▶ The input
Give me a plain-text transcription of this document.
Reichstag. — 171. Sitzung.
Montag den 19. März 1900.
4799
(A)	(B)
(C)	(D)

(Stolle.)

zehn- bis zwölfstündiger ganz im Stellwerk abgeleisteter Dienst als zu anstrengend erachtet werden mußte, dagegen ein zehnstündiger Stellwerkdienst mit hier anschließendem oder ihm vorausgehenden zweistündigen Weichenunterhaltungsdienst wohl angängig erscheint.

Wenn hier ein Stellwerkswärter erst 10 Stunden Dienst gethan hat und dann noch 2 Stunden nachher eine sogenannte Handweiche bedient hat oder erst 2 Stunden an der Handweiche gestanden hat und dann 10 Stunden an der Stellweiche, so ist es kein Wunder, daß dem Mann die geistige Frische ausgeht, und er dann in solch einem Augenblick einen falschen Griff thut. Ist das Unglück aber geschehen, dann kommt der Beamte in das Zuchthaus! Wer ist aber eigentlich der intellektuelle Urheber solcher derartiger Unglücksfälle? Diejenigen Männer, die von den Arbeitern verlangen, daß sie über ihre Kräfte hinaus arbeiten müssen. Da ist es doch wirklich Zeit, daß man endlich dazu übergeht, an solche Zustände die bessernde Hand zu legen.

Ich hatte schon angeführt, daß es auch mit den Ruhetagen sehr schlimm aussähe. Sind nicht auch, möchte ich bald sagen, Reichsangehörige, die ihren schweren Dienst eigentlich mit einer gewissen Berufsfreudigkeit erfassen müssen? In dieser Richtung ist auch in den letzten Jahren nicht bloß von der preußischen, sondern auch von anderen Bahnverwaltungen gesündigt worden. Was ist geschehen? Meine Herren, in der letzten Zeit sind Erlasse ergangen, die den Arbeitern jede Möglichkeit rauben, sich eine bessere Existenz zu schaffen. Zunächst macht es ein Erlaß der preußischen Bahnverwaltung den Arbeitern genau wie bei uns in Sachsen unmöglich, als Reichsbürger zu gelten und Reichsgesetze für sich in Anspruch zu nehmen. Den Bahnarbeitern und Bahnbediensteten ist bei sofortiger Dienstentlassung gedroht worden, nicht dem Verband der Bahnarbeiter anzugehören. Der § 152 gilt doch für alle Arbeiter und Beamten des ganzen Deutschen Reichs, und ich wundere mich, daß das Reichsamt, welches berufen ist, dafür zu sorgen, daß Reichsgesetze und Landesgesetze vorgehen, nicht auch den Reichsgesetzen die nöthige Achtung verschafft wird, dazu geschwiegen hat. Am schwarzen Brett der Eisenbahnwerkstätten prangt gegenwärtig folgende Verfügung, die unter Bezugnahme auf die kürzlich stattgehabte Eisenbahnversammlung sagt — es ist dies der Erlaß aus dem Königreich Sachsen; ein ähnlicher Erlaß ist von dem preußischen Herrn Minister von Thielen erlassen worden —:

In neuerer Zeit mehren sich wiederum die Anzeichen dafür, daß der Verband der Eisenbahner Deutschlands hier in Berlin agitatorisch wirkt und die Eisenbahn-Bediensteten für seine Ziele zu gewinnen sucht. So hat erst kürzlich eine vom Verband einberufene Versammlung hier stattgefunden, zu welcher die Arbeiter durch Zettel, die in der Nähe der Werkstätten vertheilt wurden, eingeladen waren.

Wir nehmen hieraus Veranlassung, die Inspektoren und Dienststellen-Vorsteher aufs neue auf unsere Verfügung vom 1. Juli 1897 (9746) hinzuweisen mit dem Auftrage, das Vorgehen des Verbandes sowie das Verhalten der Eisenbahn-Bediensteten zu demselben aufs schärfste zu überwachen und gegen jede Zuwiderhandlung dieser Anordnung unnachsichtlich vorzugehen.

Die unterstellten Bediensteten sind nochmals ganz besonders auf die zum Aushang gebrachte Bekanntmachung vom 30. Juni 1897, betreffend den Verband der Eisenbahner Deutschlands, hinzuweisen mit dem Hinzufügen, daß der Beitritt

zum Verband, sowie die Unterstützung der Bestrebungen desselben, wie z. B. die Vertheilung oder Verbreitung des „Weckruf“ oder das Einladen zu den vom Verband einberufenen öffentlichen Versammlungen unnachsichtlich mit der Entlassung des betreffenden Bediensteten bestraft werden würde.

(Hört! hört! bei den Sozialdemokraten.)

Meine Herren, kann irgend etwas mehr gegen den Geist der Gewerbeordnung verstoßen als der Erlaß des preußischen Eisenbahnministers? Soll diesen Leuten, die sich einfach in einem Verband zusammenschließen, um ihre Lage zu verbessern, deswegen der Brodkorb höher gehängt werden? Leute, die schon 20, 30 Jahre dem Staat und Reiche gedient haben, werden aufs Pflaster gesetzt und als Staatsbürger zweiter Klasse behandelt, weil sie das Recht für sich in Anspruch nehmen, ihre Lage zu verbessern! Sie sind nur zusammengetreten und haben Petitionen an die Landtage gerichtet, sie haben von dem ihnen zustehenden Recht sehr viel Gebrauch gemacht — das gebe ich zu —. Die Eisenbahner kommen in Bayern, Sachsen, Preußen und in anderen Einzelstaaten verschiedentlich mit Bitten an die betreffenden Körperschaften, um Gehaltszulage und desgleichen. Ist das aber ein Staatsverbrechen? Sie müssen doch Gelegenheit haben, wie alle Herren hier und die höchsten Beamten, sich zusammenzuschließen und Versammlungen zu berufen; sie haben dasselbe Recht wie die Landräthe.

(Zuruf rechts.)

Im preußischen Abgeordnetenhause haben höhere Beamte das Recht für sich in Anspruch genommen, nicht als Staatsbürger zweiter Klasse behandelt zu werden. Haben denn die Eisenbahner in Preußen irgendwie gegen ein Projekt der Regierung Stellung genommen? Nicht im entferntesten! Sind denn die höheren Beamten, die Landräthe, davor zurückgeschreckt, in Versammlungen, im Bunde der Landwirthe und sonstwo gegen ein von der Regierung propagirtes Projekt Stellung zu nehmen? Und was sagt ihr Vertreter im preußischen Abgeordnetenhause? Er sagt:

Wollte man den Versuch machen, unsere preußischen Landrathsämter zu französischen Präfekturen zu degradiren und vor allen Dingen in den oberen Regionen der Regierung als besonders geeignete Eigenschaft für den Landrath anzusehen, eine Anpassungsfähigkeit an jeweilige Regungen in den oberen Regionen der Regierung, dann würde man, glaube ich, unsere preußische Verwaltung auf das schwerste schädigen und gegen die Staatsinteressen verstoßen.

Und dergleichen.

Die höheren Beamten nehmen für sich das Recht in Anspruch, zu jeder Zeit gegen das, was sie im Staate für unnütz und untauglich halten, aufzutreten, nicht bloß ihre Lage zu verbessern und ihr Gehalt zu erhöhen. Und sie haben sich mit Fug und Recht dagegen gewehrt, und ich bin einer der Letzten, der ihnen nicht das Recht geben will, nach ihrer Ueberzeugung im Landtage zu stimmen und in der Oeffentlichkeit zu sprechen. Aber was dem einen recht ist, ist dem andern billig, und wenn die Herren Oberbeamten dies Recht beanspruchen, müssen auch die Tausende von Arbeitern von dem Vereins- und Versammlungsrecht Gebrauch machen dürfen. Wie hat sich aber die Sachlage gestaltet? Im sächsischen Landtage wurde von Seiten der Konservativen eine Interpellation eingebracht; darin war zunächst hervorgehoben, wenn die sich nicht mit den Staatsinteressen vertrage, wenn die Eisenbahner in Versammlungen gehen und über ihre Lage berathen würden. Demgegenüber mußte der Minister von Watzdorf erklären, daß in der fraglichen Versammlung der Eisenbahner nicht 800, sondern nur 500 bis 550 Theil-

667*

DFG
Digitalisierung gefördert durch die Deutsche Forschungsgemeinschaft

==

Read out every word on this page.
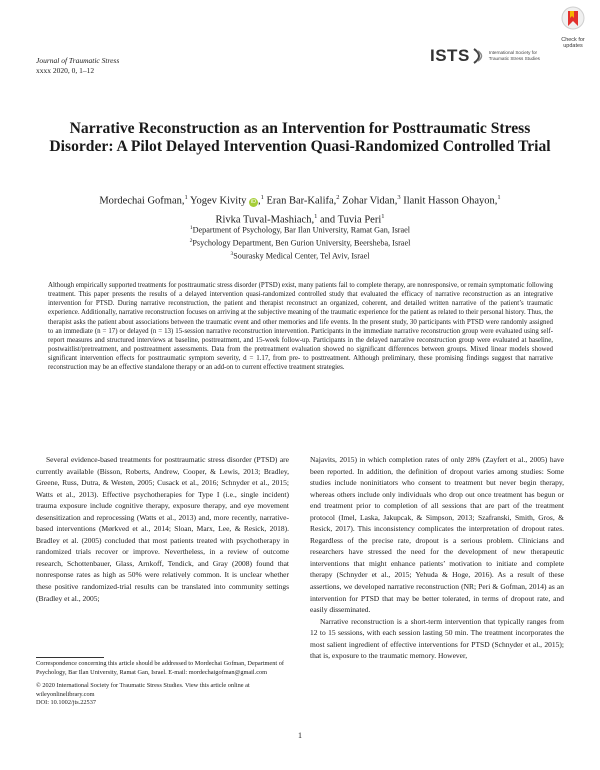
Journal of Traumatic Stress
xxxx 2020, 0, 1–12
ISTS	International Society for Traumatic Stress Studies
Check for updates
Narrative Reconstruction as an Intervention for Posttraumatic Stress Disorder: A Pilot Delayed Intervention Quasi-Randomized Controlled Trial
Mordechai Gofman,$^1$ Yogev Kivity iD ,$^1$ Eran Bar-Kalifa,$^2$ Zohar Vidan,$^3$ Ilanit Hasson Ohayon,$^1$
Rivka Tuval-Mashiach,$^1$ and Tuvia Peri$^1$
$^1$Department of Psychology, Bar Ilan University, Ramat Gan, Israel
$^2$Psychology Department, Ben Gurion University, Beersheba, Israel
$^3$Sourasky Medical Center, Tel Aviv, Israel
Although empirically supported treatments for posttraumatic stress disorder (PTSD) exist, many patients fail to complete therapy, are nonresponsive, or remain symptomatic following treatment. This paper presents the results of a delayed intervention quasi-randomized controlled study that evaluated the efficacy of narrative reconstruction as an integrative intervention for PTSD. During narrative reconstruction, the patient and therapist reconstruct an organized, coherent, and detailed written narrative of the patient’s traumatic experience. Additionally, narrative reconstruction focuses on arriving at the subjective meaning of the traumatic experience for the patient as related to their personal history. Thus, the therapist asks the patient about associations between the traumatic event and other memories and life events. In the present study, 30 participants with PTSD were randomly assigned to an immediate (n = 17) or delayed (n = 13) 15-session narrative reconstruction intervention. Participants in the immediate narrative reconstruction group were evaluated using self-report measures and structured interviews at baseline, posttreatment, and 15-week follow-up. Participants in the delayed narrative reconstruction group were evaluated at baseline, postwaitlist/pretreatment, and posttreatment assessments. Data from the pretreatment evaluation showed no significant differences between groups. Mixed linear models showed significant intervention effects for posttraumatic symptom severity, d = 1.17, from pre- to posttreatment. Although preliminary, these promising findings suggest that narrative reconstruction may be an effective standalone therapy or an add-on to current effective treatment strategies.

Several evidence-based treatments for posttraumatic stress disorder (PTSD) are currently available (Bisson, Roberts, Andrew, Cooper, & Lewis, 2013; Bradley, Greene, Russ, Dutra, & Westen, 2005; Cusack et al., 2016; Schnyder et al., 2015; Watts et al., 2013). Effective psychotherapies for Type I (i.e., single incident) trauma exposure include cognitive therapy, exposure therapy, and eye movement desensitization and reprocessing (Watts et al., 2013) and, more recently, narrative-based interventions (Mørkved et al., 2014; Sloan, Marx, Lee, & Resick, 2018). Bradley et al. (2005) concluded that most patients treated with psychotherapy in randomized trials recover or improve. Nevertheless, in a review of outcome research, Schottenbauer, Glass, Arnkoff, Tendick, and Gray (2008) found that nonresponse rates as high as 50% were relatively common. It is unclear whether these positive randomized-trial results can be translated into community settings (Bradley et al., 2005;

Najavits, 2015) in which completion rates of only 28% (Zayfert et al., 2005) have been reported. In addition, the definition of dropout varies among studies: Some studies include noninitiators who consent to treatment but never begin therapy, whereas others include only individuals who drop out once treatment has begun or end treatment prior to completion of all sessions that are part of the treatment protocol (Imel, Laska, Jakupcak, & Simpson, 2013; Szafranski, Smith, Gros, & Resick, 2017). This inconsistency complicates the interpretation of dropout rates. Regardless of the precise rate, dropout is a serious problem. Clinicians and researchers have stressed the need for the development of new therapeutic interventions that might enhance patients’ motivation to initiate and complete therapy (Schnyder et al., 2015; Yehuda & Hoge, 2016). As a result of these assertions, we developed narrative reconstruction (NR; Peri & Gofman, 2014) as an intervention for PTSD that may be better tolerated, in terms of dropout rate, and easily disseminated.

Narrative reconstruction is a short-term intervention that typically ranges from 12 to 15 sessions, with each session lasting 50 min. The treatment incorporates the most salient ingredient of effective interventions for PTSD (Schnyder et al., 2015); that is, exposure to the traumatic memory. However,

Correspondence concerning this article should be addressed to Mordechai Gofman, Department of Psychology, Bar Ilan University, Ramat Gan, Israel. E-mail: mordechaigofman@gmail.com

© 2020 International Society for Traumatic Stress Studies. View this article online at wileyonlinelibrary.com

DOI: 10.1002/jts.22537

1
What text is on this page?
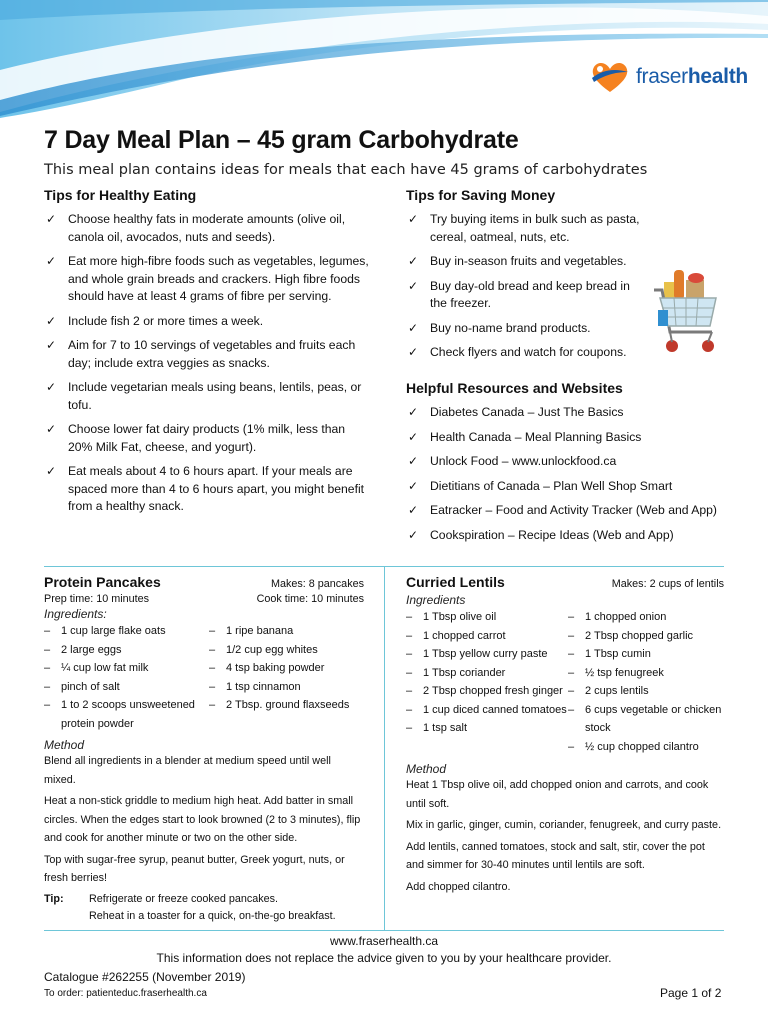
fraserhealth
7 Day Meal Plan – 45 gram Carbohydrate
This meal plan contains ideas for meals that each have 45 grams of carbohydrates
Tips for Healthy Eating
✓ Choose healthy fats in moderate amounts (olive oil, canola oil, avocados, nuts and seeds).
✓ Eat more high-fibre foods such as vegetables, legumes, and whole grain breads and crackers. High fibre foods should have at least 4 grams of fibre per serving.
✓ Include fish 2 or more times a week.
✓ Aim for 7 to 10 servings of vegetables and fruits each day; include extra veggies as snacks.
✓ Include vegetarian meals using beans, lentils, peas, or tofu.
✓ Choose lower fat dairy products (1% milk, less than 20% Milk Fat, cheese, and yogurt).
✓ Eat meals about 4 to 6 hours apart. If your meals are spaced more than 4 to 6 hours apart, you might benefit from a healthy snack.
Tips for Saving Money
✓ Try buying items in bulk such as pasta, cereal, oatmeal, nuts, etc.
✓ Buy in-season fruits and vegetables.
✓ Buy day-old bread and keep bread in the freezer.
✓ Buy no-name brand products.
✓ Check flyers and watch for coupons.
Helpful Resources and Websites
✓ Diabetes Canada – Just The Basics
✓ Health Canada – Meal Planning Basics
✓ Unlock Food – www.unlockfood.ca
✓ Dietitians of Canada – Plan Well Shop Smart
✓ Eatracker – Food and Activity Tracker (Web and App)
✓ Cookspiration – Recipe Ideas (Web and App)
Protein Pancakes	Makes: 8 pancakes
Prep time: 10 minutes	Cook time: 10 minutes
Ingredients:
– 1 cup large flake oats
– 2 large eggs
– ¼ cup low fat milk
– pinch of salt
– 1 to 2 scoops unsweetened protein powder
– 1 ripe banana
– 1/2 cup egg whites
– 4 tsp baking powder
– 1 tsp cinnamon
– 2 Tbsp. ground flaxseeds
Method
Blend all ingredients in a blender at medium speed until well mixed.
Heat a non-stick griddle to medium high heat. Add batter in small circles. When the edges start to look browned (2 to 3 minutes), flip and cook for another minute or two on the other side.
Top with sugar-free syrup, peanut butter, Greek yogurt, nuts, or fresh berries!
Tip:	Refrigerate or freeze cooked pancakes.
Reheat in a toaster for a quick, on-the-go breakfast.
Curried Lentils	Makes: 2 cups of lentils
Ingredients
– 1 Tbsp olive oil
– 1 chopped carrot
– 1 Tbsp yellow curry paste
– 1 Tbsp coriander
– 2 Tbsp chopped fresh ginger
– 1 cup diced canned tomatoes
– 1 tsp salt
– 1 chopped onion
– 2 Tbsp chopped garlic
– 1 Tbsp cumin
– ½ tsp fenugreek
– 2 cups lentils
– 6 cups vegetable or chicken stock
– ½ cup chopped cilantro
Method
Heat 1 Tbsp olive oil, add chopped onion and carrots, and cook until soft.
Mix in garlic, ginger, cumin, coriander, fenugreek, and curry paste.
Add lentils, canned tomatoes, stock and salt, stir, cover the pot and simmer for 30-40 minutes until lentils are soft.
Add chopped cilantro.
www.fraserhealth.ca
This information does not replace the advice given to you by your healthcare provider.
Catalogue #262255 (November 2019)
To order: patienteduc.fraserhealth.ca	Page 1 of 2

▶ Aim of the task
Figure out how many lines of the material include "grams", then reply with the count alone.

▶ Solved exercise
2